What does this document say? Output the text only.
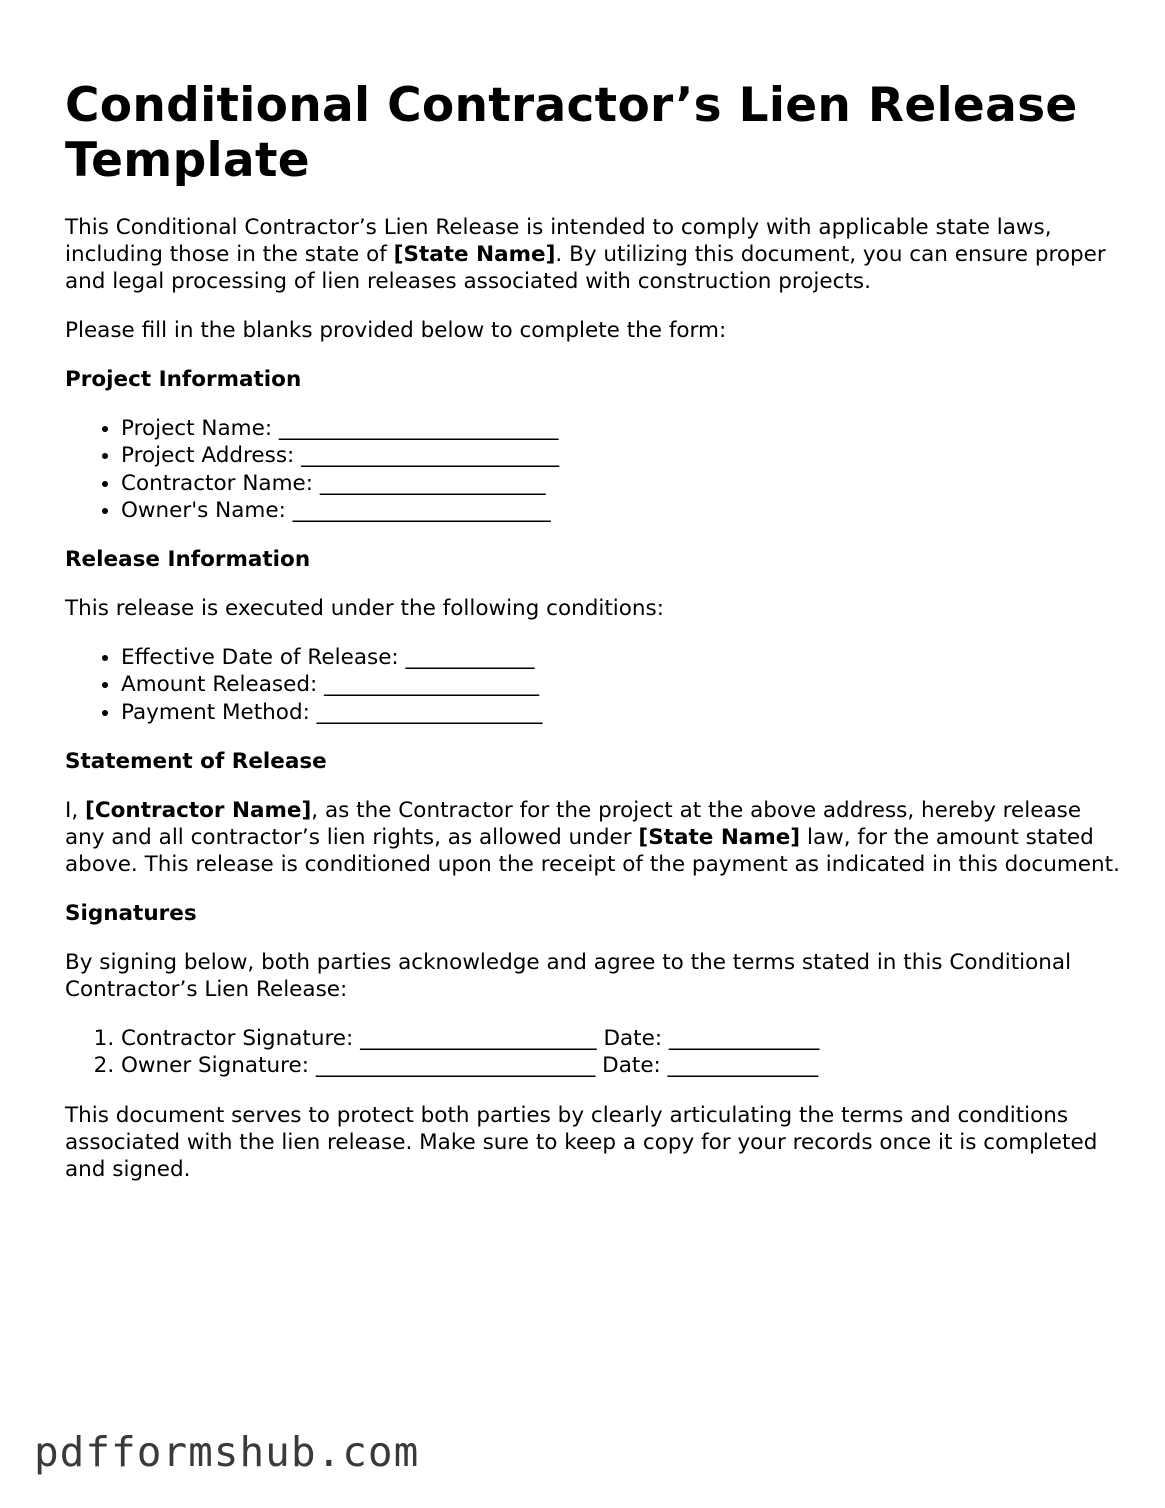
Conditional Contractor’s Lien Release Template

This Conditional Contractor’s Lien Release is intended to comply with applicable state laws, including those in the state of [State Name]. By utilizing this document, you can ensure proper and legal processing of lien releases associated with construction projects.

Please fill in the blanks provided below to complete the form:

Project Information
• Project Name: __________________________
• Project Address: ________________________
• Contractor Name: _____________________
• Owner's Name: ________________________
Release Information

This release is executed under the following conditions:

• Effective Date of Release: ____________
• Amount Released: ____________________
• Payment Method: _____________________
Statement of Release

I, [Contractor Name], as the Contractor for the project at the above address, hereby release any and all contractor’s lien rights, as allowed under [State Name] law, for the amount stated above. This release is conditioned upon the receipt of the payment as indicated in this document.

Signatures

By signing below, both parties acknowledge and agree to the terms stated in this Conditional Contractor’s Lien Release:

1. Contractor Signature: ______________________ Date: ______________
2. Owner Signature: __________________________ Date: ______________

This document serves to protect both parties by clearly articulating the terms and conditions associated with the lien release. Make sure to keep a copy for your records once it is completed and signed.

pdfformshub.com
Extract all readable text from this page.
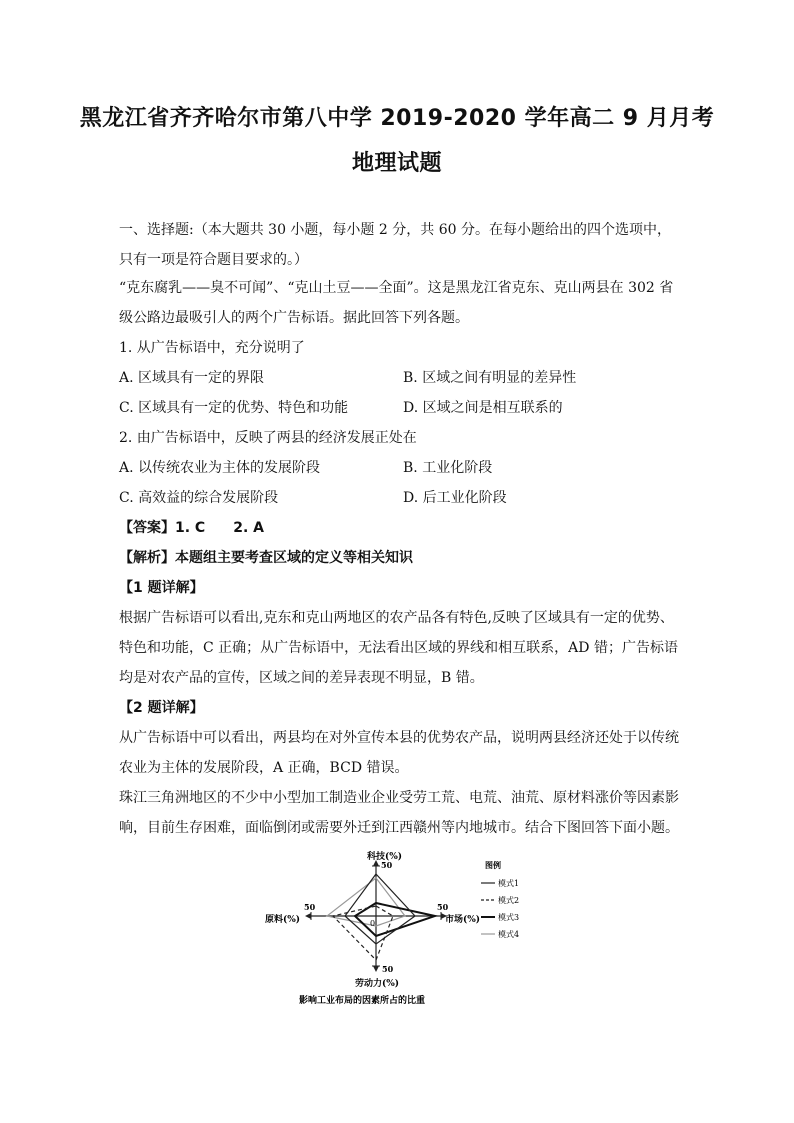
黑龙江省齐齐哈尔市第八中学 2019-2020 学年高二 9 月月考
地理试题
一、选择题:（本大题共 30 小题，每小题 2 分，共 60 分。在每小题给出的四个选项中，只有一项是符合题目要求的。）
“克东腐乳——臭不可闻”、“克山土豆——全面”。这是黑龙江省克东、克山两县在 302 省级公路边最吸引人的两个广告标语。据此回答下列各题。
1. 从广告标语中，充分说明了
A. 区域具有一定的界限	B. 区域之间有明显的差异性
C. 区域具有一定的优势、特色和功能	D. 区域之间是相互联系的
2. 由广告标语中，反映了两县的经济发展正处在
A. 以传统农业为主体的发展阶段	B. 工业化阶段
C. 高效益的综合发展阶段	D. 后工业化阶段
【答案】1. C　　2. A
【解析】本题组主要考查区域的定义等相关知识
【1 题详解】
根据广告标语可以看出,克东和克山两地区的农产品各有特色,反映了区域具有一定的优势、特色和功能，C 正确；从广告标语中，无法看出区域的界线和相互联系，AD 错；广告标语均是对农产品的宣传，区域之间的差异表现不明显，B 错。
【2 题详解】
从广告标语中可以看出，两县均在对外宣传本县的优势农产品，说明两县经济还处于以传统农业为主体的发展阶段，A 正确，BCD 错误。
珠江三角洲地区的不少中小型加工制造业企业受劳工荒、电荒、油荒、原材料涨价等因素影响，目前生存困难，面临倒闭或需要外迁到江西赣州等内地城市。结合下图回答下面小题。
科技(%)
50
市场(%)
50
原料(%)
50
劳动力(%)
50
0
图例
模式1
模式2
模式3
模式4
影响工业布局的因素所占的比重
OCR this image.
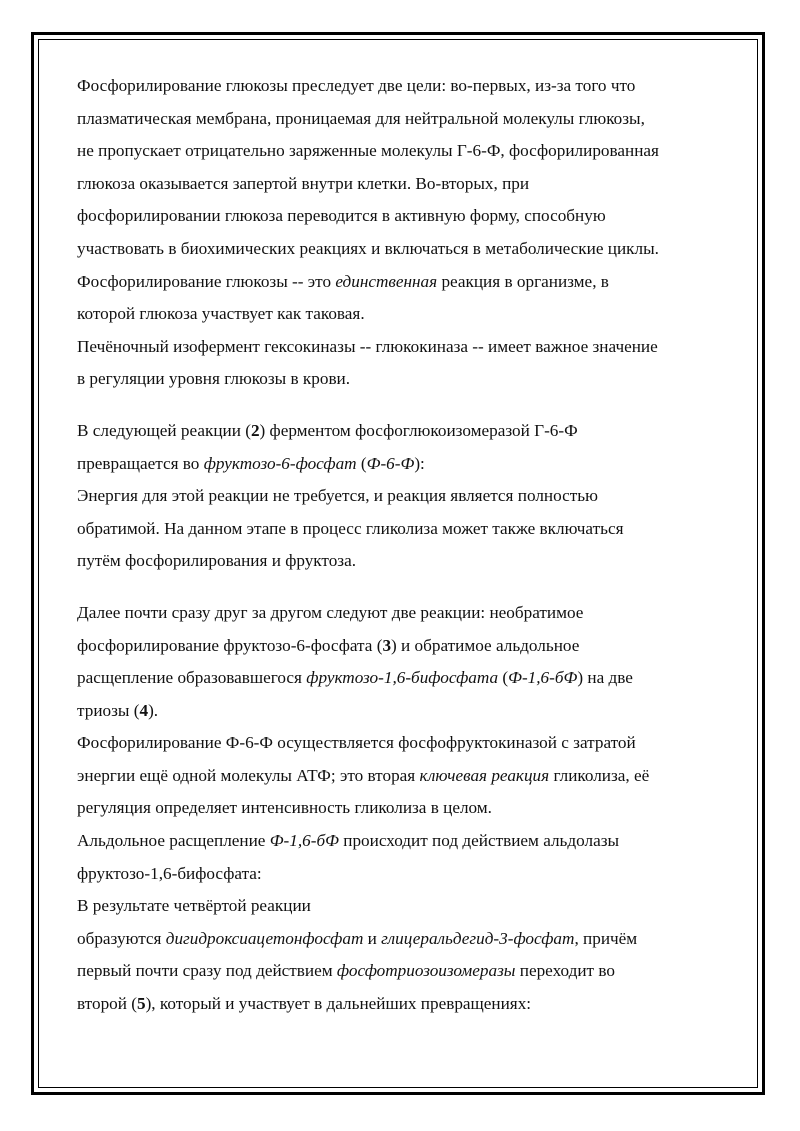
Фосфорилирование глюкозы преследует две цели: во-первых, из-за того что
плазматическая мембрана, проницаемая для нейтральной молекулы глюкозы,
не пропускает отрицательно заряженные молекулы Г-6-Ф, фосфорилированная
глюкоза оказывается запертой внутри клетки. Во-вторых, при
фосфорилировании глюкоза переводится в активную форму, способную
участвовать в биохимических реакциях и включаться в метаболические циклы.
Фосфорилирование глюкозы -- это единственная реакция в организме, в
которой глюкоза участвует как таковая.
Печёночный изофермент гексокиназы -- глюкокиназа -- имеет важное значение
в регуляции уровня глюкозы в крови.
В следующей реакции (2) ферментом фосфоглюкоизомеразой Г-6-Ф
превращается во фруктозо-6-фосфат (Ф-6-Ф):
Энергия для этой реакции не требуется, и реакция является полностью
обратимой. На данном этапе в процесс гликолиза может также включаться
путём фосфорилирования и фруктоза.
Далее почти сразу друг за другом следуют две реакции: необратимое
фосфорилирование фруктозо-6-фосфата (3) и обратимое альдольное
расщепление образовавшегося фруктозо-1,6-бифосфата (Ф-1,6-бФ) на две
триозы (4).
Фосфорилирование Ф-6-Ф осуществляется фосфофруктокиназой с затратой
энергии ещё одной молекулы АТФ; это вторая ключевая реакция гликолиза, её
регуляция определяет интенсивность гликолиза в целом.
Альдольное расщепление Ф-1,6-бФ происходит под действием альдолазы
фруктозо-1,6-бифосфата:
В результате четвёртой реакции
образуются дигидроксиацетонфосфат и глицеральдегид-3-фосфат, причём
первый почти сразу под действием фосфотриозоизомеразы переходит во
второй (5), который и участвует в дальнейших превращениях:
***
• **EXERCISE OBJECTIVE**
Search the material above for "реакции". Pull out each line where it shows up.

• **SOLUTION FOR THIS TASK**
В следующей реакции (2) ферментом фосфоглюкоизомеразой Г-6-Ф
Энергия для этой реакции не требуется, и реакция является полностью
Далее почти сразу друг за другом следуют две реакции: необратимое
В результате четвёртой реакции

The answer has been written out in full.